Copy out each line of the material below that holds the string "Sociocultural".
───── Record extracts ─────
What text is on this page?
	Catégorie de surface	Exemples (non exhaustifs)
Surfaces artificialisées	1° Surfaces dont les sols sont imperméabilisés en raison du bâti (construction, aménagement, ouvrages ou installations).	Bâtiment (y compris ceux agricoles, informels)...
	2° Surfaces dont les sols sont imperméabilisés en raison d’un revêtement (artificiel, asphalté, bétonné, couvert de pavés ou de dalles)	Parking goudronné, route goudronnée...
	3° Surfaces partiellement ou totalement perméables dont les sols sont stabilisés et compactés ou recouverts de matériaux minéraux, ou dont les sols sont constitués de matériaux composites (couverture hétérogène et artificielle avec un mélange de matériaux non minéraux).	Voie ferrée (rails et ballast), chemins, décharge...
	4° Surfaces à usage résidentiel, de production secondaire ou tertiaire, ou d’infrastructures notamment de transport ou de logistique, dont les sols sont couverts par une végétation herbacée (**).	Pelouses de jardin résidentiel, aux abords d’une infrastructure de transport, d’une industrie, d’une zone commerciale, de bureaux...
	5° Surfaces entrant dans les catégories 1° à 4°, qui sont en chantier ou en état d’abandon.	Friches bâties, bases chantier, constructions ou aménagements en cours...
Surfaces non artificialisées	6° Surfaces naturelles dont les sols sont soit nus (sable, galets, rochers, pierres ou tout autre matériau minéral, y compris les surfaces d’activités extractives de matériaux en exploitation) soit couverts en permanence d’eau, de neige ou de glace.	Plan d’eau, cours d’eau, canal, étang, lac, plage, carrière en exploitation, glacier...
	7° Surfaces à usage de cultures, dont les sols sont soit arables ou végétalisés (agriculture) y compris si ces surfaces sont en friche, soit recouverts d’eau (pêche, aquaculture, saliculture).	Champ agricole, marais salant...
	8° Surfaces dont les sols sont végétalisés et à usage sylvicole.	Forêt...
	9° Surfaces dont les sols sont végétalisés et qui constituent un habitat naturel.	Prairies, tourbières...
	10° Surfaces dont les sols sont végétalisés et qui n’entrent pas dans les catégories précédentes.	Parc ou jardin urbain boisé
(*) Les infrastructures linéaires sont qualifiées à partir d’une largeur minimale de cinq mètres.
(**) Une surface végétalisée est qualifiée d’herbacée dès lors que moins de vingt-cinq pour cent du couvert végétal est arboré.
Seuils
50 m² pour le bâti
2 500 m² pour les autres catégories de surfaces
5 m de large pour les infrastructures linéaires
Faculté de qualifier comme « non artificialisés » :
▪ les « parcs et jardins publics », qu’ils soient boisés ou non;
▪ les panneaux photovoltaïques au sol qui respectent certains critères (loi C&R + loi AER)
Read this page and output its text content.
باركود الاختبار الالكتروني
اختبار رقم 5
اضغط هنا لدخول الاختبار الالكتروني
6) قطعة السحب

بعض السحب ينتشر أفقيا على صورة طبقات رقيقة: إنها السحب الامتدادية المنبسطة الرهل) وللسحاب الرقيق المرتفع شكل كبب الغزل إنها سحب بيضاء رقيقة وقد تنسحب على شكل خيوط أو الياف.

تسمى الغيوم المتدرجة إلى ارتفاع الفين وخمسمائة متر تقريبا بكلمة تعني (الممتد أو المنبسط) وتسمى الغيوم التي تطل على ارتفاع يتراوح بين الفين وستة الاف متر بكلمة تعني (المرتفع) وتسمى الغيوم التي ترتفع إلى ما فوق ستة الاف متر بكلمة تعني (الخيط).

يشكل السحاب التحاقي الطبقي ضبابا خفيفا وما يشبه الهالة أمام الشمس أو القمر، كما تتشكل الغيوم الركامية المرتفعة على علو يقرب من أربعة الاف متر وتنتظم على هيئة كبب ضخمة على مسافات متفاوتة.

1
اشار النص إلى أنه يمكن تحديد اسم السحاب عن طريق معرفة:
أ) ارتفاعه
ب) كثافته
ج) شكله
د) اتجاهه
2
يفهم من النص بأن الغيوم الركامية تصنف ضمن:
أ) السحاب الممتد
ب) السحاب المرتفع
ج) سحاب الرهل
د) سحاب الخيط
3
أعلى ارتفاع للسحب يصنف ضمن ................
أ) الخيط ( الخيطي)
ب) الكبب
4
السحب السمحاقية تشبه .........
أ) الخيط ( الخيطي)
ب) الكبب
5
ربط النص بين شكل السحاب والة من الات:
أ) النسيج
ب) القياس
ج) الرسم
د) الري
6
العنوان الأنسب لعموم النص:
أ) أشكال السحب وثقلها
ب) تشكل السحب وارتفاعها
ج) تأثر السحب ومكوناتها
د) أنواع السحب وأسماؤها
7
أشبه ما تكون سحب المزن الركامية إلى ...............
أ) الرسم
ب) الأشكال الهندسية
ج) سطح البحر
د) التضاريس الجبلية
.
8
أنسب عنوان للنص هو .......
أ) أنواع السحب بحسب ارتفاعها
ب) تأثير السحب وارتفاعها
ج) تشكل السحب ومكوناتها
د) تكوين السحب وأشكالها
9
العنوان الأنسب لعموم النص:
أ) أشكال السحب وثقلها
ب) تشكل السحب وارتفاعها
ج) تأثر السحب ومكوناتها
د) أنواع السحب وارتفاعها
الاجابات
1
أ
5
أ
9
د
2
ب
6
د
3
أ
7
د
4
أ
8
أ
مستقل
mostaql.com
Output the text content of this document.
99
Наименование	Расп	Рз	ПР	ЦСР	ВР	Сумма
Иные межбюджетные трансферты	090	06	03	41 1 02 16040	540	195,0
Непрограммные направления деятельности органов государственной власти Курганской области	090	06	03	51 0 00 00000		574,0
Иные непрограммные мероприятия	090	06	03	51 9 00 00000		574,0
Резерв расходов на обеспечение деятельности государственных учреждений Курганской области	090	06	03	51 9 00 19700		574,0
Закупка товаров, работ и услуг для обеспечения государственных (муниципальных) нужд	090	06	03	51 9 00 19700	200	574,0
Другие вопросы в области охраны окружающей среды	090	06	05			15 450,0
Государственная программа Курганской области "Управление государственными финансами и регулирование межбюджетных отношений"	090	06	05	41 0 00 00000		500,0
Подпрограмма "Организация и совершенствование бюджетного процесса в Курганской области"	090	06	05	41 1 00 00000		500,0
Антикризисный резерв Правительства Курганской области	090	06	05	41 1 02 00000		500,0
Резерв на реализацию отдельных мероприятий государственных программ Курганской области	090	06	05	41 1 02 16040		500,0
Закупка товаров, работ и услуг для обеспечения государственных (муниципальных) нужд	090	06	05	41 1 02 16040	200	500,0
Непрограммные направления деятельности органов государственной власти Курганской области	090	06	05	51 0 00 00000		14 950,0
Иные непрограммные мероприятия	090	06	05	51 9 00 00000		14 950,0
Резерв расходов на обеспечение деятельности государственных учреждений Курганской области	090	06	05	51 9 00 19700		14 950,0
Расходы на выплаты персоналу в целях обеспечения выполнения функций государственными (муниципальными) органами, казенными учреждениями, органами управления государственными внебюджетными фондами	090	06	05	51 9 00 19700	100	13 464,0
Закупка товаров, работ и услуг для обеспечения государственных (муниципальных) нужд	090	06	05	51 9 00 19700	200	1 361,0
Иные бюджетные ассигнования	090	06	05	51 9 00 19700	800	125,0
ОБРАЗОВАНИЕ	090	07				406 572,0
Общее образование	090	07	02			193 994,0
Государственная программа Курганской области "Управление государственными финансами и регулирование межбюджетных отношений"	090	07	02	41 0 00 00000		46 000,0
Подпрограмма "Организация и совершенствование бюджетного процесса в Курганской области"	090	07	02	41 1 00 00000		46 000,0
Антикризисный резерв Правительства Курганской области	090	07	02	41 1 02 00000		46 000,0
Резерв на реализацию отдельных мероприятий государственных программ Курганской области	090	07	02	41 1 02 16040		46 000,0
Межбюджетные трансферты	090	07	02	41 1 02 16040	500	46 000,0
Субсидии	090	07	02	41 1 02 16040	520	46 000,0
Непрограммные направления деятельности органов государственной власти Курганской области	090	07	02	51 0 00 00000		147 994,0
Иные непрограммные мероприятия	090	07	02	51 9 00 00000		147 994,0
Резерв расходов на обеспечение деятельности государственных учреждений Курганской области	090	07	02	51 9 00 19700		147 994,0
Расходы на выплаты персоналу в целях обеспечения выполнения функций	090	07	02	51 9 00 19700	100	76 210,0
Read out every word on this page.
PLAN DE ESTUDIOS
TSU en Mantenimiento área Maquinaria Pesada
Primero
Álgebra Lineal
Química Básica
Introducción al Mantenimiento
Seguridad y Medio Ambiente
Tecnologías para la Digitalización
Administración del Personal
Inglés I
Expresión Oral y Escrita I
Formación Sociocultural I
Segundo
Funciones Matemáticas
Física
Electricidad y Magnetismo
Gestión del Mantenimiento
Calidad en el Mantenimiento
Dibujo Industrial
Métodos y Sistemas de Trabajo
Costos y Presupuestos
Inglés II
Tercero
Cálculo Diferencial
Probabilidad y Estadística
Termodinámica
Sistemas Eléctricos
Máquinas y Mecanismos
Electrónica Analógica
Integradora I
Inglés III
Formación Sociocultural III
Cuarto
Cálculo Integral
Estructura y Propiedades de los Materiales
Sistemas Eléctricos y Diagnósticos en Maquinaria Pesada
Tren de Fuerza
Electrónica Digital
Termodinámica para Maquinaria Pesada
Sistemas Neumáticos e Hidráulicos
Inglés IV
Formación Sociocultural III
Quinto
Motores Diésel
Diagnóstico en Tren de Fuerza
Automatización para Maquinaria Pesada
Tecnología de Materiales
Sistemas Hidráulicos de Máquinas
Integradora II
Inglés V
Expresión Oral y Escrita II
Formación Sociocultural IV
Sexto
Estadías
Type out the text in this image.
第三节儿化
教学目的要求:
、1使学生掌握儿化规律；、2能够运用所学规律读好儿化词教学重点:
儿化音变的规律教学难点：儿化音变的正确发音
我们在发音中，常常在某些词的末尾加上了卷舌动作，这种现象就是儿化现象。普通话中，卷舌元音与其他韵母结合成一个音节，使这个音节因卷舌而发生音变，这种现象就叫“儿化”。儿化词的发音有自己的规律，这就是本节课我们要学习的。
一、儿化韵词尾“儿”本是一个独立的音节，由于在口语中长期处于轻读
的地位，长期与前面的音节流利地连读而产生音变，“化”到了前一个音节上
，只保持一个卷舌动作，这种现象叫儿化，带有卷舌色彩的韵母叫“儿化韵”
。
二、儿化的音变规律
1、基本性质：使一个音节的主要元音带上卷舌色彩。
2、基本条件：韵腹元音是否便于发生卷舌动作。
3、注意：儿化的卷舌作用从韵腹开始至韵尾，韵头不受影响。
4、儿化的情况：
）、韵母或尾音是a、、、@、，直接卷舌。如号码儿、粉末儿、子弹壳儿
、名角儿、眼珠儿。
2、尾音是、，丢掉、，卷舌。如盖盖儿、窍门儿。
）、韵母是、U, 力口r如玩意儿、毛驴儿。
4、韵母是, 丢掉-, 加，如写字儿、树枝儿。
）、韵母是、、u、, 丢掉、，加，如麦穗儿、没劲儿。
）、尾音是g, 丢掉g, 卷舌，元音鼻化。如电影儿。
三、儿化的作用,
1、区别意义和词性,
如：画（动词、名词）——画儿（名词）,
─────
Problem solution
Formación Sociocultural I
Formación Sociocultural III
Formación Sociocultural III
Formación Sociocultural IV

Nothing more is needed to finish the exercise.